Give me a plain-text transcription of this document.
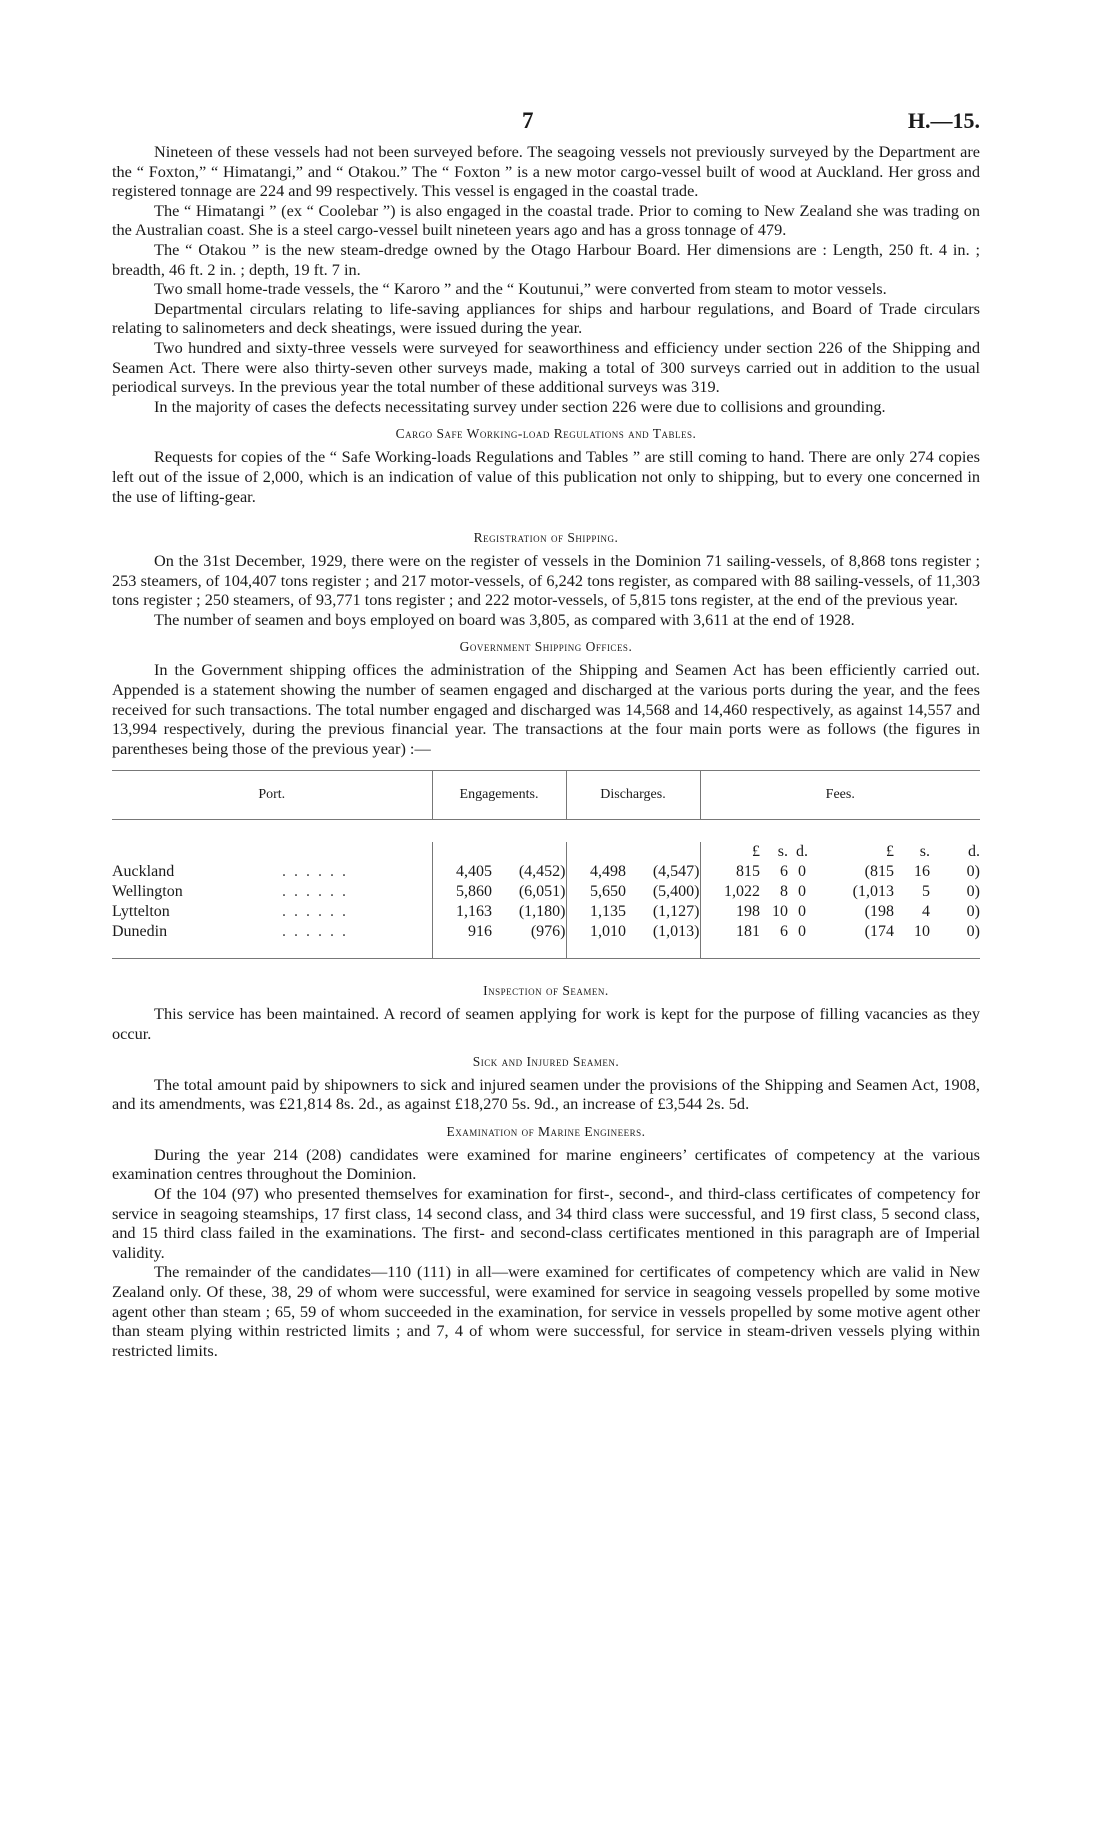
7	H.—15.

Nineteen of these vessels had not been surveyed before. The seagoing vessels not previously surveyed by the Department are the “ Foxton,” “ Himatangi,” and “ Otakou.” The “ Foxton ” is a new motor cargo-vessel built of wood at Auckland. Her gross and registered tonnage are 224 and 99 respectively. This vessel is engaged in the coastal trade.

The “ Himatangi ” (ex “ Coolebar ”) is also engaged in the coastal trade. Prior to coming to New Zealand she was trading on the Australian coast. She is a steel cargo-vessel built nineteen years ago and has a gross tonnage of 479.

The “ Otakou ” is the new steam-dredge owned by the Otago Harbour Board. Her dimensions are : Length, 250 ft. 4 in. ; breadth, 46 ft. 2 in. ; depth, 19 ft. 7 in.

Two small home-trade vessels, the “ Karoro ” and the “ Koutunui,” were converted from steam to motor vessels.

Departmental circulars relating to life-saving appliances for ships and harbour regulations, and Board of Trade circulars relating to salinometers and deck sheatings, were issued during the year.

Two hundred and sixty-three vessels were surveyed for seaworthiness and efficiency under section 226 of the Shipping and Seamen Act. There were also thirty-seven other surveys made, making a total of 300 surveys carried out in addition to the usual periodical surveys. In the previous year the total number of these additional surveys was 319.

In the majority of cases the defects necessitating survey under section 226 were due to collisions and grounding.

Cargo Safe Working-load Regulations and Tables.

Requests for copies of the “ Safe Working-loads Regulations and Tables ” are still coming to hand. There are only 274 copies left out of the issue of 2,000, which is an indication of value of this publication not only to shipping, but to every one concerned in the use of lifting-gear.

Registration of Shipping.

On the 31st December, 1929, there were on the register of vessels in the Dominion 71 sailing-vessels, of 8,868 tons register ; 253 steamers, of 104,407 tons register ; and 217 motor-vessels, of 6,242 tons register, as compared with 88 sailing-vessels, of 11,303 tons register ; 250 steamers, of 93,771 tons register ; and 222 motor-vessels, of 5,815 tons register, at the end of the previous year.

The number of seamen and boys employed on board was 3,805, as compared with 3,611 at the end of 1928.

Government Shipping Offices.

In the Government shipping offices the administration of the Shipping and Seamen Act has been efficiently carried out. Appended is a statement showing the number of seamen engaged and discharged at the various ports during the year, and the fees received for such transactions. The total number engaged and discharged was 14,568 and 14,460 respectively, as against 14,557 and 13,994 respectively, during the previous financial year. The transactions at the four main ports were as follows (the figures in parentheses being those of the previous year) :—

Port.		Engagements.		Discharges.		Fees.					

						£	s.	d.	£	s.	d.
Auckland	. . . . . .	4,405	(4,452)	4,498	(4,547)	815	6	0	(815	16	0)
Wellington	. . . . . .	5,860	(6,051)	5,650	(5,400)	1,022	8	0	(1,013	5	0)
Lyttelton	. . . . . .	1,163	(1,180)	1,135	(1,127)	198	10	0	(198	4	0)
Dunedin	. . . . . .	916	(976)	1,010	(1,013)	181	6	0	(174	10	0)

Inspection of Seamen.

This service has been maintained. A record of seamen applying for work is kept for the purpose of filling vacancies as they occur.

Sick and Injured Seamen.

The total amount paid by shipowners to sick and injured seamen under the provisions of the Shipping and Seamen Act, 1908, and its amendments, was £21,814 8s. 2d., as against £18,270 5s. 9d., an increase of £3,544 2s. 5d.

Examination of Marine Engineers.

During the year 214 (208) candidates were examined for marine engineers’ certificates of competency at the various examination centres throughout the Dominion.

Of the 104 (97) who presented themselves for examination for first-, second-, and third-class certificates of competency for service in seagoing steamships, 17 first class, 14 second class, and 34 third class were successful, and 19 first class, 5 second class, and 15 third class failed in the examinations. The first- and second-class certificates mentioned in this paragraph are of Imperial validity.

The remainder of the candidates—110 (111) in all—were examined for certificates of competency which are valid in New Zealand only. Of these, 38, 29 of whom were successful, were examined for service in seagoing vessels propelled by some motive agent other than steam ; 65, 59 of whom succeeded in the examination, for service in vessels propelled by some motive agent other than steam plying within restricted limits ; and 7, 4 of whom were successful, for service in steam-driven vessels plying within restricted limits.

• What is asked
Quote the records in their entirety, keeping the wording exact and excluding pictures.

• Task result
Give me a plain-text transcription of this document.
7	H.—15.

Nineteen of these vessels had not been surveyed before. The seagoing vessels not previously surveyed by the Department are the “ Foxton,” “ Himatangi,” and “ Otakou.” The “ Foxton ” is a new motor cargo-vessel built of wood at Auckland. Her gross and registered tonnage are 224 and 99 respectively. This vessel is engaged in the coastal trade.

The “ Himatangi ” (ex “ Coolebar ”) is also engaged in the coastal trade. Prior to coming to New Zealand she was trading on the Australian coast. She is a steel cargo-vessel built nineteen years ago and has a gross tonnage of 479.

The “ Otakou ” is the new steam-dredge owned by the Otago Harbour Board. Her dimensions are : Length, 250 ft. 4 in. ; breadth, 46 ft. 2 in. ; depth, 19 ft. 7 in.

Two small home-trade vessels, the “ Karoro ” and the “ Koutunui,” were converted from steam to motor vessels.

Departmental circulars relating to life-saving appliances for ships and harbour regulations, and Board of Trade circulars relating to salinometers and deck sheatings, were issued during the year.

Two hundred and sixty-three vessels were surveyed for seaworthiness and efficiency under section 226 of the Shipping and Seamen Act. There were also thirty-seven other surveys made, making a total of 300 surveys carried out in addition to the usual periodical surveys. In the previous year the total number of these additional surveys was 319.

In the majority of cases the defects necessitating survey under section 226 were due to collisions and grounding.

Cargo Safe Working-load Regulations and Tables.

Requests for copies of the “ Safe Working-loads Regulations and Tables ” are still coming to hand. There are only 274 copies left out of the issue of 2,000, which is an indication of value of this publication not only to shipping, but to every one concerned in the use of lifting-gear.

Registration of Shipping.

On the 31st December, 1929, there were on the register of vessels in the Dominion 71 sailing-vessels, of 8,868 tons register ; 253 steamers, of 104,407 tons register ; and 217 motor-vessels, of 6,242 tons register, as compared with 88 sailing-vessels, of 11,303 tons register ; 250 steamers, of 93,771 tons register ; and 222 motor-vessels, of 5,815 tons register, at the end of the previous year.

The number of seamen and boys employed on board was 3,805, as compared with 3,611 at the end of 1928.

Government Shipping Offices.

In the Government shipping offices the administration of the Shipping and Seamen Act has been efficiently carried out. Appended is a statement showing the number of seamen engaged and discharged at the various ports during the year, and the fees received for such transactions. The total number engaged and discharged was 14,568 and 14,460 respectively, as against 14,557 and 13,994 respectively, during the previous financial year. The transactions at the four main ports were as follows (the figures in parentheses being those of the previous year) :—

Port.		Engagements.		Discharges.		Fees.					

						£	s.	d.	£	s.	d.
Auckland	. . . . . .	4,405	(4,452)	4,498	(4,547)	815	6	0	(815	16	0)
Wellington	. . . . . .	5,860	(6,051)	5,650	(5,400)	1,022	8	0	(1,013	5	0)
Lyttelton	. . . . . .	1,163	(1,180)	1,135	(1,127)	198	10	0	(198	4	0)
Dunedin	. . . . . .	916	(976)	1,010	(1,013)	181	6	0	(174	10	0)

Inspection of Seamen.

This service has been maintained. A record of seamen applying for work is kept for the purpose of filling vacancies as they occur.

Sick and Injured Seamen.

The total amount paid by shipowners to sick and injured seamen under the provisions of the Shipping and Seamen Act, 1908, and its amendments, was £21,814 8s. 2d., as against £18,270 5s. 9d., an increase of £3,544 2s. 5d.

Examination of Marine Engineers.

During the year 214 (208) candidates were examined for marine engineers’ certificates of competency at the various examination centres throughout the Dominion.

Of the 104 (97) who presented themselves for examination for first-, second-, and third-class certificates of competency for service in seagoing steamships, 17 first class, 14 second class, and 34 third class were successful, and 19 first class, 5 second class, and 15 third class failed in the examinations. The first- and second-class certificates mentioned in this paragraph are of Imperial validity.

The remainder of the candidates—110 (111) in all—were examined for certificates of competency which are valid in New Zealand only. Of these, 38, 29 of whom were successful, were examined for service in seagoing vessels propelled by some motive agent other than steam ; 65, 59 of whom succeeded in the examination, for service in vessels propelled by some motive agent other than steam plying within restricted limits ; and 7, 4 of whom were successful, for service in steam-driven vessels plying within restricted limits.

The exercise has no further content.